Listed records =
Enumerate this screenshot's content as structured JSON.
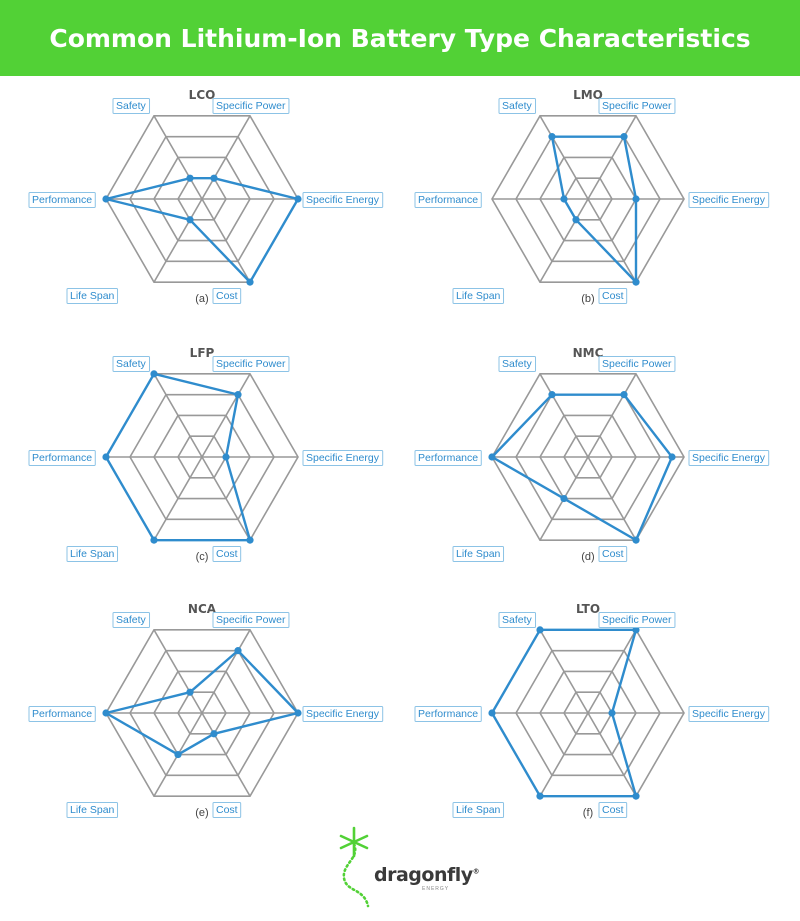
{
  "header": {
    "title": "Common Lithium-Ion Battery Type Characteristics"
  },
  "colors": {
    "header_bg": "#52d136",
    "grid": "#999999",
    "series": "#2f8ccd",
    "label_text": "#2f8ccd",
    "label_border": "#8cc3e6",
    "logo_green": "#52d136"
  },
  "axes": [
    "Specific Power",
    "Specific Energy",
    "Cost",
    "Life Span",
    "Performance",
    "Safety"
  ],
  "chart_data": [
    {
      "type": "radar",
      "title": "LCO",
      "caption": "(a)",
      "scale": [
        0,
        4
      ],
      "values": [
        1,
        4,
        4,
        1,
        4,
        1
      ]
    },
    {
      "type": "radar",
      "title": "LMO",
      "caption": "(b)",
      "scale": [
        0,
        4
      ],
      "values": [
        3,
        2,
        4,
        1,
        1,
        3
      ]
    },
    {
      "type": "radar",
      "title": "LFP",
      "caption": "(c)",
      "scale": [
        0,
        4
      ],
      "values": [
        3,
        1,
        4,
        4,
        4,
        4
      ]
    },
    {
      "type": "radar",
      "title": "NMC",
      "caption": "(d)",
      "scale": [
        0,
        4
      ],
      "values": [
        3,
        3.5,
        4,
        2,
        4,
        3
      ]
    },
    {
      "type": "radar",
      "title": "NCA",
      "caption": "(e)",
      "scale": [
        0,
        4
      ],
      "values": [
        3,
        4,
        1,
        2,
        4,
        1
      ]
    },
    {
      "type": "radar",
      "title": "LTO",
      "caption": "(f)",
      "scale": [
        0,
        4
      ],
      "values": [
        4,
        1,
        4,
        4,
        4,
        4
      ]
    }
  ],
  "logo": {
    "word": "dragonfly",
    "reg": "®",
    "sub": "ENERGY"
  }
}
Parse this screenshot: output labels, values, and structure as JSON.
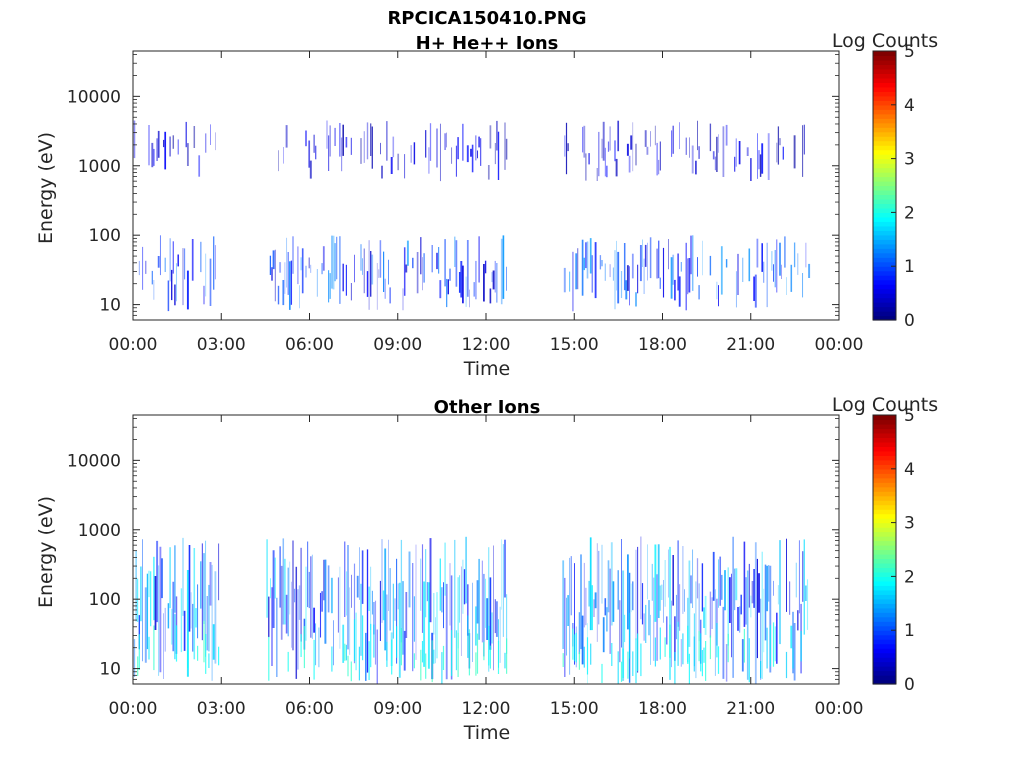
{
  "figure": {
    "title_line1": "RPCICA150410.PNG"
  },
  "chart_data": [
    {
      "type": "heatmap",
      "title": "H+ He++ Ions",
      "xlabel": "Time",
      "ylabel": "Energy (eV)",
      "x_ticks": [
        "00:00",
        "03:00",
        "06:00",
        "09:00",
        "12:00",
        "15:00",
        "18:00",
        "21:00",
        "00:00"
      ],
      "x_tick_hours": [
        0,
        3,
        6,
        9,
        12,
        15,
        18,
        21,
        24
      ],
      "xlim_hours": [
        0,
        24
      ],
      "y_scale": "log",
      "ylim": [
        6,
        45000
      ],
      "y_ticks": [
        10,
        100,
        1000,
        10000
      ],
      "y_tick_labels": [
        "10",
        "100",
        "1000",
        "10000"
      ],
      "colorbar": {
        "label": "Log Counts",
        "range": [
          0,
          5
        ],
        "ticks": [
          "0",
          "1",
          "2",
          "3",
          "4",
          "5"
        ],
        "colormap": "jet"
      },
      "data_gaps_hours": [
        [
          2.95,
          4.5
        ],
        [
          12.75,
          14.6
        ],
        [
          23.0,
          24
        ]
      ],
      "bands": [
        {
          "e_min": 8,
          "e_max": 100,
          "level": 1.0,
          "density": 0.55,
          "note": "low-energy band"
        },
        {
          "e_min": 600,
          "e_max": 4500,
          "level": 0.5,
          "density": 0.35,
          "note": "keV band"
        }
      ]
    },
    {
      "type": "heatmap",
      "title": "Other Ions",
      "xlabel": "Time",
      "ylabel": "Energy (eV)",
      "x_ticks": [
        "00:00",
        "03:00",
        "06:00",
        "09:00",
        "12:00",
        "15:00",
        "18:00",
        "21:00",
        "00:00"
      ],
      "x_tick_hours": [
        0,
        3,
        6,
        9,
        12,
        15,
        18,
        21,
        24
      ],
      "xlim_hours": [
        0,
        24
      ],
      "y_scale": "log",
      "ylim": [
        6,
        45000
      ],
      "y_ticks": [
        10,
        100,
        1000,
        10000
      ],
      "y_tick_labels": [
        "10",
        "100",
        "1000",
        "10000"
      ],
      "colorbar": {
        "label": "Log Counts",
        "range": [
          0,
          5
        ],
        "ticks": [
          "0",
          "1",
          "2",
          "3",
          "4",
          "5"
        ],
        "colormap": "jet"
      },
      "data_gaps_hours": [
        [
          2.95,
          4.5
        ],
        [
          12.75,
          14.6
        ],
        [
          23.0,
          24
        ]
      ],
      "bands": [
        {
          "e_min": 6,
          "e_max": 800,
          "level": 1.3,
          "density": 0.85,
          "note": "broad band, peak near 30-100 eV"
        }
      ]
    }
  ]
}
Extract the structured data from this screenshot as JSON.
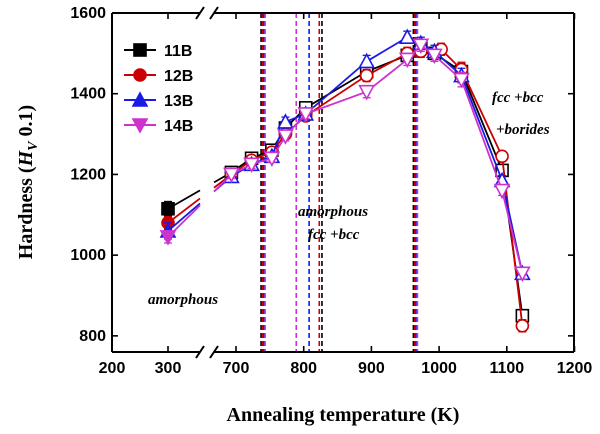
{
  "chart_data": {
    "type": "line",
    "xlabel": "Annealing temperature (K)",
    "ylabel": "Hardness (H_V 0.1)",
    "ylabel_parts": {
      "prefix": "Hardness (",
      "symbol": "H",
      "subscript": "V",
      "suffix": " 0.1)"
    },
    "x_ticks": [
      "200",
      "300",
      "700",
      "800",
      "900",
      "1000",
      "1100",
      "1200"
    ],
    "y_ticks": [
      "800",
      "1000",
      "1200",
      "1400",
      "1600"
    ],
    "ylim": [
      760,
      1600
    ],
    "x_break_between": [
      300,
      700
    ],
    "legend_position": "top-left",
    "series": [
      {
        "name": "11B",
        "color": "#000000",
        "marker": "square",
        "x": [
          300,
          673,
          723,
          753,
          773,
          803,
          893,
          953,
          973,
          993,
          1033,
          1093,
          1123
        ],
        "y": [
          1115,
          1205,
          1240,
          1260,
          1315,
          1365,
          1455,
          1495,
          1515,
          1500,
          1455,
          1210,
          850
        ],
        "err": [
          18,
          10,
          10,
          10,
          12,
          12,
          15,
          15,
          15,
          15,
          20,
          12,
          15
        ]
      },
      {
        "name": "12B",
        "color": "#cc0000",
        "marker": "circle",
        "x": [
          300,
          673,
          723,
          753,
          773,
          803,
          893,
          953,
          973,
          1003,
          1033,
          1093,
          1123
        ],
        "y": [
          1080,
          1200,
          1235,
          1255,
          1300,
          1345,
          1445,
          1500,
          1505,
          1510,
          1460,
          1245,
          825
        ],
        "err": [
          15,
          10,
          10,
          10,
          12,
          12,
          15,
          15,
          15,
          15,
          18,
          12,
          15
        ]
      },
      {
        "name": "13B",
        "color": "#1a1ae6",
        "marker": "triangle-up",
        "x": [
          300,
          673,
          723,
          753,
          773,
          803,
          893,
          953,
          973,
          993,
          1033,
          1093,
          1123
        ],
        "y": [
          1060,
          1195,
          1225,
          1245,
          1330,
          1350,
          1480,
          1540,
          1525,
          1505,
          1445,
          1185,
          955
        ],
        "err": [
          20,
          10,
          10,
          10,
          12,
          12,
          15,
          15,
          15,
          15,
          18,
          12,
          15
        ]
      },
      {
        "name": "14B",
        "color": "#cc33cc",
        "marker": "triangle-down",
        "x": [
          300,
          673,
          723,
          753,
          773,
          803,
          893,
          953,
          973,
          993,
          1033,
          1093,
          1123
        ],
        "y": [
          1045,
          1200,
          1225,
          1240,
          1295,
          1350,
          1405,
          1485,
          1520,
          1495,
          1435,
          1160,
          955
        ],
        "err": [
          15,
          10,
          10,
          10,
          12,
          12,
          15,
          15,
          15,
          15,
          18,
          12,
          15
        ]
      }
    ],
    "transition_lines": [
      {
        "x": 737,
        "color": "#000000"
      },
      {
        "x": 739,
        "color": "#cc0000"
      },
      {
        "x": 741,
        "color": "#1a1ae6"
      },
      {
        "x": 743,
        "color": "#cc33cc"
      },
      {
        "x": 789,
        "color": "#cc33cc"
      },
      {
        "x": 808,
        "color": "#1a1ae6"
      },
      {
        "x": 823,
        "color": "#cc0000"
      },
      {
        "x": 827,
        "color": "#000000"
      },
      {
        "x": 962,
        "color": "#000000"
      },
      {
        "x": 964,
        "color": "#cc0000"
      },
      {
        "x": 966,
        "color": "#1a1ae6"
      },
      {
        "x": 968,
        "color": "#cc33cc"
      }
    ],
    "annotations": [
      {
        "id": "amorphous",
        "text": "amorphous"
      },
      {
        "id": "amorphous-2",
        "text": "amorphous"
      },
      {
        "id": "fcc-bcc",
        "text": "fcc +bcc"
      },
      {
        "id": "fcc-bcc-2",
        "text": "fcc +bcc"
      },
      {
        "id": "borides",
        "text": "+borides"
      }
    ]
  }
}
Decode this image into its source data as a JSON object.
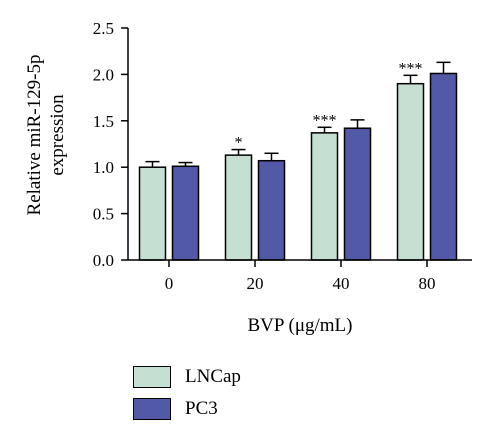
{
  "chart_data": {
    "type": "bar",
    "categories": [
      "0",
      "20",
      "40",
      "80"
    ],
    "series": [
      {
        "name": "LNCap",
        "values": [
          1.0,
          1.13,
          1.37,
          1.9
        ],
        "errors": [
          0.06,
          0.06,
          0.06,
          0.09
        ],
        "color": "#c5e0d2",
        "significance": [
          "",
          "*",
          "***",
          "***"
        ]
      },
      {
        "name": "PC3",
        "values": [
          1.01,
          1.07,
          1.42,
          2.01
        ],
        "errors": [
          0.04,
          0.08,
          0.09,
          0.12
        ],
        "color": "#5259a6",
        "significance": [
          "",
          "",
          "",
          ""
        ]
      }
    ],
    "ylim": [
      0,
      2.5
    ],
    "yticks": [
      "0.0",
      "0.5",
      "1.0",
      "1.5",
      "2.0",
      "2.5"
    ],
    "ylabel_line1": "Relative miR-129-5p",
    "ylabel_line2": "expression",
    "xlabel": "BVP (μg/mL)",
    "legend_position": "bottom-left"
  }
}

What is being asked =
Copy every line above that holds the word "caption".

Reply =
      "caption": "(a)",
      "caption": "(b)",
      "caption": "(c)",
      "caption": "(d)",
      "caption": "(e)",
      "caption": "(f)",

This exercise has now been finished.